Exercise aim: Leave out the pictures; transcribe all else exactly.
>> begin Data for processing
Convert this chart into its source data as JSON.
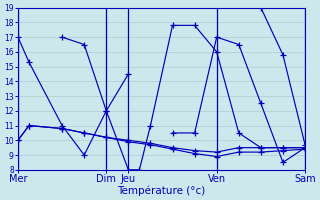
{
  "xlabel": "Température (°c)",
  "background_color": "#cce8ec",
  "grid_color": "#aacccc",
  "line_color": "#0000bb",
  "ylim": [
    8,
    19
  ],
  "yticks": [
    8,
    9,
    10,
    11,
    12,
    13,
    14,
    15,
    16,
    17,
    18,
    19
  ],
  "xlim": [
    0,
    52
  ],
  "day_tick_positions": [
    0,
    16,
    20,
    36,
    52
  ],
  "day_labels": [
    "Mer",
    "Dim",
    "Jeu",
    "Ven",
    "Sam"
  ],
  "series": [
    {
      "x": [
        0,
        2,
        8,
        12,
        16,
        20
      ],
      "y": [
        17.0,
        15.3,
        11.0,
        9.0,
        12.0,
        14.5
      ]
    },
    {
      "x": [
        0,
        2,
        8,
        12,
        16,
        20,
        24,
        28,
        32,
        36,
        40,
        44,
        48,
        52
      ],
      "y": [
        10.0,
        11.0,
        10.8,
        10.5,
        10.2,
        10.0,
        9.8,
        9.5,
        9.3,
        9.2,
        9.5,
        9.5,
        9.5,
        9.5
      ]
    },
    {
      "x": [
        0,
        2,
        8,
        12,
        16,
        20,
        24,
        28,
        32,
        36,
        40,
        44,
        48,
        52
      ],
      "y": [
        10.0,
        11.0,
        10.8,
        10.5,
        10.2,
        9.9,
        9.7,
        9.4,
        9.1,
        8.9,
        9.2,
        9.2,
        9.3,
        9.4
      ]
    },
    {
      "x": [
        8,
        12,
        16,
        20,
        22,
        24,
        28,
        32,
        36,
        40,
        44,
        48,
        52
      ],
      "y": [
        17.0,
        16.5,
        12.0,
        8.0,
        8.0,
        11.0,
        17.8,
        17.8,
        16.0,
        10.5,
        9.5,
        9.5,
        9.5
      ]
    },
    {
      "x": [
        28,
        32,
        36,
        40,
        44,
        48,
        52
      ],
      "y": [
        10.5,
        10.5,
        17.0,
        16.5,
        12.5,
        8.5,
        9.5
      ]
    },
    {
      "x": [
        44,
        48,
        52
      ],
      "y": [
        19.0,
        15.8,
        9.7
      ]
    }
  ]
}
>> end Data for processing
Solved exercise:
Convert this chart into its source data as JSON.
{
  "xlabel": "Température (°c)",
  "background_color": "#cce8ec",
  "grid_color": "#aacccc",
  "line_color": "#0000bb",
  "ylim": [
    8,
    19
  ],
  "yticks": [
    8,
    9,
    10,
    11,
    12,
    13,
    14,
    15,
    16,
    17,
    18,
    19
  ],
  "xlim": [
    0,
    52
  ],
  "day_tick_positions": [
    0,
    16,
    20,
    36,
    52
  ],
  "day_labels": [
    "Mer",
    "Dim",
    "Jeu",
    "Ven",
    "Sam"
  ],
  "series": [
    {
      "x": [
        0,
        2,
        8,
        12,
        16,
        20
      ],
      "y": [
        17.0,
        15.3,
        11.0,
        9.0,
        12.0,
        14.5
      ]
    },
    {
      "x": [
        0,
        2,
        8,
        12,
        16,
        20,
        24,
        28,
        32,
        36,
        40,
        44,
        48,
        52
      ],
      "y": [
        10.0,
        11.0,
        10.8,
        10.5,
        10.2,
        10.0,
        9.8,
        9.5,
        9.3,
        9.2,
        9.5,
        9.5,
        9.5,
        9.5
      ]
    },
    {
      "x": [
        0,
        2,
        8,
        12,
        16,
        20,
        24,
        28,
        32,
        36,
        40,
        44,
        48,
        52
      ],
      "y": [
        10.0,
        11.0,
        10.8,
        10.5,
        10.2,
        9.9,
        9.7,
        9.4,
        9.1,
        8.9,
        9.2,
        9.2,
        9.3,
        9.4
      ]
    },
    {
      "x": [
        8,
        12,
        16,
        20,
        22,
        24,
        28,
        32,
        36,
        40,
        44,
        48,
        52
      ],
      "y": [
        17.0,
        16.5,
        12.0,
        8.0,
        8.0,
        11.0,
        17.8,
        17.8,
        16.0,
        10.5,
        9.5,
        9.5,
        9.5
      ]
    },
    {
      "x": [
        28,
        32,
        36,
        40,
        44,
        48,
        52
      ],
      "y": [
        10.5,
        10.5,
        17.0,
        16.5,
        12.5,
        8.5,
        9.5
      ]
    },
    {
      "x": [
        44,
        48,
        52
      ],
      "y": [
        19.0,
        15.8,
        9.7
      ]
    }
  ]
}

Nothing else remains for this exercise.